→ **Given exercise**
Filter out everything except lines holding "potrai".
— Start Stored rows —
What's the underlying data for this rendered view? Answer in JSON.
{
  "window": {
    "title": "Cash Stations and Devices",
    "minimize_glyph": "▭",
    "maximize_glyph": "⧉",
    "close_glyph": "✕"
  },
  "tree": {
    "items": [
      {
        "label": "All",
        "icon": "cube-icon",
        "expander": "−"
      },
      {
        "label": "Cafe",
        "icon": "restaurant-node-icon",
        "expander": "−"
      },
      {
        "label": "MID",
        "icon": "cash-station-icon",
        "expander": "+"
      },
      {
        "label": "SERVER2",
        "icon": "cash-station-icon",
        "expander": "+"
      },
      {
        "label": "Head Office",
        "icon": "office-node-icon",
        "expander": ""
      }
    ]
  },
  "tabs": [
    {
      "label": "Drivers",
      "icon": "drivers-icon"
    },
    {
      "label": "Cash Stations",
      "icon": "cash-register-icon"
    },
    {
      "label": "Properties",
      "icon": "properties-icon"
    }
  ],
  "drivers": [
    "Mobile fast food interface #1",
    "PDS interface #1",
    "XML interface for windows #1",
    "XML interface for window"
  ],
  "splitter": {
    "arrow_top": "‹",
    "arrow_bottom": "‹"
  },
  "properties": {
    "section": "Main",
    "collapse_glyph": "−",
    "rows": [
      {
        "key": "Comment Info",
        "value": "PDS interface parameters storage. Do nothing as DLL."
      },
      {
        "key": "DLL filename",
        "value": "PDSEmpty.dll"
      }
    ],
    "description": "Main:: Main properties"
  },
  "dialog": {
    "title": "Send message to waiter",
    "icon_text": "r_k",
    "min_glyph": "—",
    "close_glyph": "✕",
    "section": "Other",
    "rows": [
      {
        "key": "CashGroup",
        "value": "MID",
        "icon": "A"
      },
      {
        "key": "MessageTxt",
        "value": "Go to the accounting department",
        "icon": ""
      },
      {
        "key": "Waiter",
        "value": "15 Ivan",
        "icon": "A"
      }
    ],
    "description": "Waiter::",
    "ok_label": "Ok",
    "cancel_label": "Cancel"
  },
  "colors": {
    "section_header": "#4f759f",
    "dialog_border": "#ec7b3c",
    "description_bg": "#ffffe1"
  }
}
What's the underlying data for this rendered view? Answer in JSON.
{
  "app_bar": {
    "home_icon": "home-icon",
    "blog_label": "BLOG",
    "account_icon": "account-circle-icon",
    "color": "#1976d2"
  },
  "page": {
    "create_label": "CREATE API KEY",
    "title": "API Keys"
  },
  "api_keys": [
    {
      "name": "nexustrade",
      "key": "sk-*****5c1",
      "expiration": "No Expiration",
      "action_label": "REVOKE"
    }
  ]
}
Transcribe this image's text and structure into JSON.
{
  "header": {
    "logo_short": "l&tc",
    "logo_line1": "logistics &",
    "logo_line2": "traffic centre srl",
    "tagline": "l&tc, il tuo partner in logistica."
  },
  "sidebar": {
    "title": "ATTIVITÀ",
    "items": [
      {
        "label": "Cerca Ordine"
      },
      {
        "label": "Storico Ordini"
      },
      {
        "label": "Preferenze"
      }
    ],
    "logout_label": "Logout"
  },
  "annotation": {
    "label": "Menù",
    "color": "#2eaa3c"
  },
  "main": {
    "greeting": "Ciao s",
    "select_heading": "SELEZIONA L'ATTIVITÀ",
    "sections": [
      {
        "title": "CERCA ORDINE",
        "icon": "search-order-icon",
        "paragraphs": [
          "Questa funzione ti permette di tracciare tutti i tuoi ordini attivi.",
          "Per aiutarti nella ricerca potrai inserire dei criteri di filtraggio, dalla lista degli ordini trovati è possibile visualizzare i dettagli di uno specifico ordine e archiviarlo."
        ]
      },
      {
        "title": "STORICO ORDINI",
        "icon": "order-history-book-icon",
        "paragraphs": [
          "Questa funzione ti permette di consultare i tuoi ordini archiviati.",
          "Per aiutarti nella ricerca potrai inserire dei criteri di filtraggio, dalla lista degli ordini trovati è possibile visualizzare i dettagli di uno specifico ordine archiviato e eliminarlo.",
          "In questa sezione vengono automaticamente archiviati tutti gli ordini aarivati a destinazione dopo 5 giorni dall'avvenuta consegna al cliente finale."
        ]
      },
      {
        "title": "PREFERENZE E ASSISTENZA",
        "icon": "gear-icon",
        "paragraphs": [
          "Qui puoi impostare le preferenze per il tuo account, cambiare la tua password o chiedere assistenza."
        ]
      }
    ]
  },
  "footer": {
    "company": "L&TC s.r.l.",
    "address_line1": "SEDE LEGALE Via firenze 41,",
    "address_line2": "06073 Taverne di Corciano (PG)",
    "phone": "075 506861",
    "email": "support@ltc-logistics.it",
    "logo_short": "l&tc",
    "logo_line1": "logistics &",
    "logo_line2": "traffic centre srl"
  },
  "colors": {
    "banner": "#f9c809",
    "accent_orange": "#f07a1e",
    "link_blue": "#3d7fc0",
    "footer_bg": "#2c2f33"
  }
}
— End Stored rows —
→ **Reply to the exercise**
          "Per aiutarti nella ricerca potrai inserire dei criteri di filtraggio, dalla lista degli ordini trovati è possibile visualizzare i dettagli di uno specifico ordine e archiviarlo."
          "Per aiutarti nella ricerca potrai inserire dei criteri di filtraggio, dalla lista degli ordini trovati è possibile visualizzare i dettagli di uno specifico ordine archiviato e eliminarlo.",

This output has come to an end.